# [Given request]
Pick every line from the data that holds the word "Onii".

-- Start Given information --

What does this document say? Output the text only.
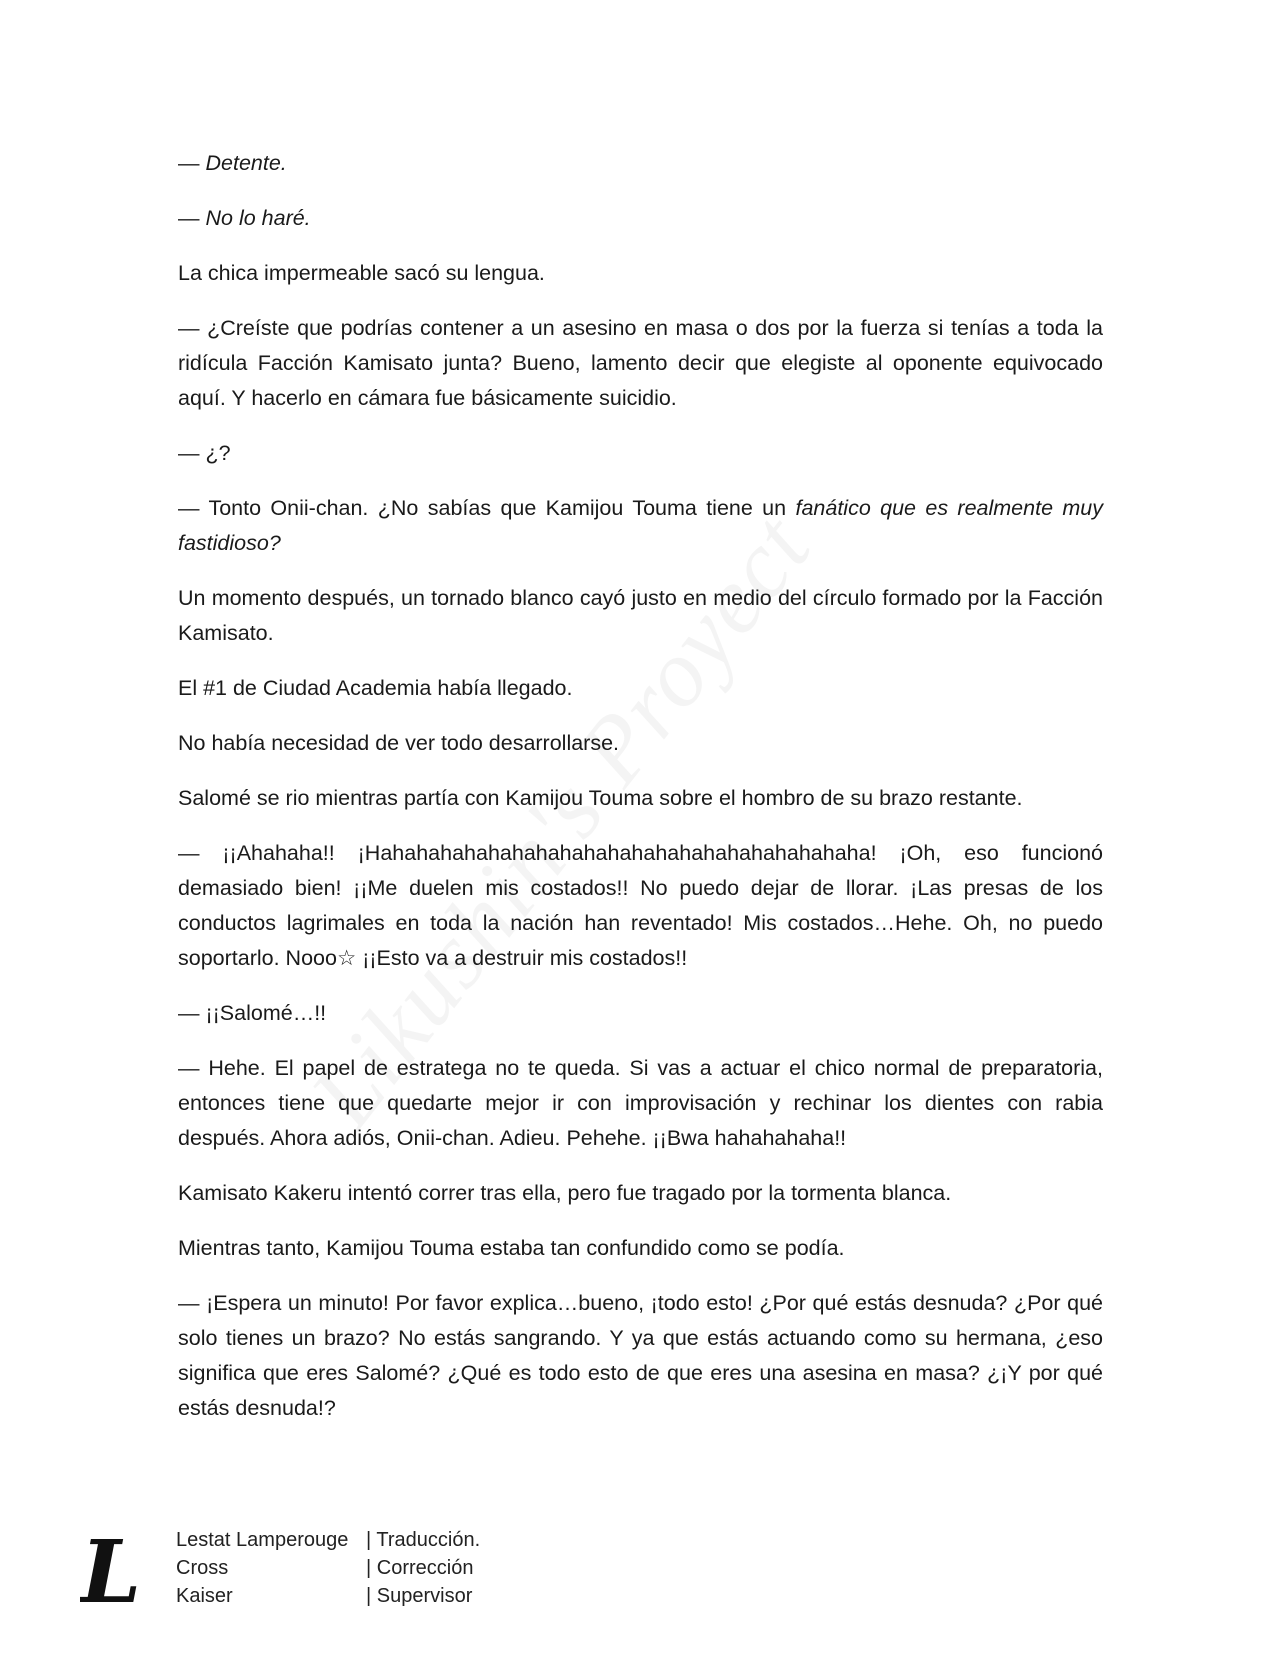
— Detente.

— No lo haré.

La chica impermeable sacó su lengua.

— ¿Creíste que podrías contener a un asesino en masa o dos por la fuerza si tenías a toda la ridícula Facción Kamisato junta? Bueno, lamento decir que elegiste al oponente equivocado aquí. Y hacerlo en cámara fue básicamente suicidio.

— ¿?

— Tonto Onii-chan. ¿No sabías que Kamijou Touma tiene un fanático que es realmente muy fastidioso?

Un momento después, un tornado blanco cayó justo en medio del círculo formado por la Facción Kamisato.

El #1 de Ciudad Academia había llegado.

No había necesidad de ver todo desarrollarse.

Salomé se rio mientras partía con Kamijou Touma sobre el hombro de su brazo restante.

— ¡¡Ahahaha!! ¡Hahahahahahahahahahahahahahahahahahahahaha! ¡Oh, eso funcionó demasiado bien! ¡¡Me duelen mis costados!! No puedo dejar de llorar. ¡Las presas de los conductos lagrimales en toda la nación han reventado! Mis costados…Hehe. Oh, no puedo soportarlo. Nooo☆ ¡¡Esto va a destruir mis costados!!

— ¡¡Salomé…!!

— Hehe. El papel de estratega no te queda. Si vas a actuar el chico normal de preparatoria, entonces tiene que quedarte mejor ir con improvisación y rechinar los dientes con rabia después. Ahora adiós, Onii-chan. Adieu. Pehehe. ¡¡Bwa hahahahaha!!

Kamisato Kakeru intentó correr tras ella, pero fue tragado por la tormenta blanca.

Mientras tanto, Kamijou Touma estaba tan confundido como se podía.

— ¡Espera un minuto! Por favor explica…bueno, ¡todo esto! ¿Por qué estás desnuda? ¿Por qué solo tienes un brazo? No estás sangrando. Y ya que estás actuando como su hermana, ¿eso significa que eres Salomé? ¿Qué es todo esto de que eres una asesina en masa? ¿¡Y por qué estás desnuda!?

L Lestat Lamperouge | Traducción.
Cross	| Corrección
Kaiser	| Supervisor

-- End Given information --
-- Start Given information --

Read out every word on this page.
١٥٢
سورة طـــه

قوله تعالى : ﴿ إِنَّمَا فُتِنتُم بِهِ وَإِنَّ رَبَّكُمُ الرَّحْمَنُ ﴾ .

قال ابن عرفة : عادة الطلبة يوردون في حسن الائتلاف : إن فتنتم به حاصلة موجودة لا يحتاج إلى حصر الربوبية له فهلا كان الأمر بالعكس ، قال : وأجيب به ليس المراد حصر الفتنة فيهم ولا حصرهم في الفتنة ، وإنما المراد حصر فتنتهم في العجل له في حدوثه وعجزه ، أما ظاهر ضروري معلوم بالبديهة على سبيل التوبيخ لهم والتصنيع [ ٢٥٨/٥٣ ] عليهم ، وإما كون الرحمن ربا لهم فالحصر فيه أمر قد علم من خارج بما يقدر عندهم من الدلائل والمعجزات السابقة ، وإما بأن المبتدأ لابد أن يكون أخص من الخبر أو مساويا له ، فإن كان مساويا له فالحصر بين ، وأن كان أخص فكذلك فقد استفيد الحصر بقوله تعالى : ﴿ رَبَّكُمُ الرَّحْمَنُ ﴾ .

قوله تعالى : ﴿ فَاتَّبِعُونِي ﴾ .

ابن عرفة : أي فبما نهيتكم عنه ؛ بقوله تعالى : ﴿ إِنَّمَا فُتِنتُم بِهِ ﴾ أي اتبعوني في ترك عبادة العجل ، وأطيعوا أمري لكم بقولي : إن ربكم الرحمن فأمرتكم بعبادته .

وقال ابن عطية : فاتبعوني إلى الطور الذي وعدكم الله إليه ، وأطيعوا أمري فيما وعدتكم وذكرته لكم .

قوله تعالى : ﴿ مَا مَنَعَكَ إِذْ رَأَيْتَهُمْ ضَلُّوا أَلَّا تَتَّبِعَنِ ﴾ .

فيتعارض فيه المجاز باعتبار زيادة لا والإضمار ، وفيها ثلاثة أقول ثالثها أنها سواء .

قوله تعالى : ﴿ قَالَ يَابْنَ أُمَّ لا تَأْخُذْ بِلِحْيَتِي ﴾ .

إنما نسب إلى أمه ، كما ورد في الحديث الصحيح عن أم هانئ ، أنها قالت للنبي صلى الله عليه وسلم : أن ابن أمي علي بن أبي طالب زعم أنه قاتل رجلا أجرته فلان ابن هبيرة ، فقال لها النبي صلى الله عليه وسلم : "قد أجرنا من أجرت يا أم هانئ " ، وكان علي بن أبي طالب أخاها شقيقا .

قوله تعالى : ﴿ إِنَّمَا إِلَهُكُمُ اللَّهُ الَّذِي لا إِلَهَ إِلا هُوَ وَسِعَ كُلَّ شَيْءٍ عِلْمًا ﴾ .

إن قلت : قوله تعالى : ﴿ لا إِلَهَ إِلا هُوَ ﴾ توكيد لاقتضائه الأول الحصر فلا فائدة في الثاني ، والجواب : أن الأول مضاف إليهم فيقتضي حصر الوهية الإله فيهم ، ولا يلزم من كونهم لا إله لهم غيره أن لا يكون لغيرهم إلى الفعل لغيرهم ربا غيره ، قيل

-- End Given information --

# [Exercise result]
— Tonto Onii-chan. ¿No sabías que Kamijou Touma tiene un fanático que es realmente muy fastidioso?
— Hehe. El papel de estratega no te queda. Si vas a actuar el chico normal de preparatoria, entonces tiene que quedarte mejor ir con improvisación y rechinar los dientes con rabia después. Ahora adiós, Onii-chan. Adieu. Pehehe. ¡¡Bwa hahahahaha!!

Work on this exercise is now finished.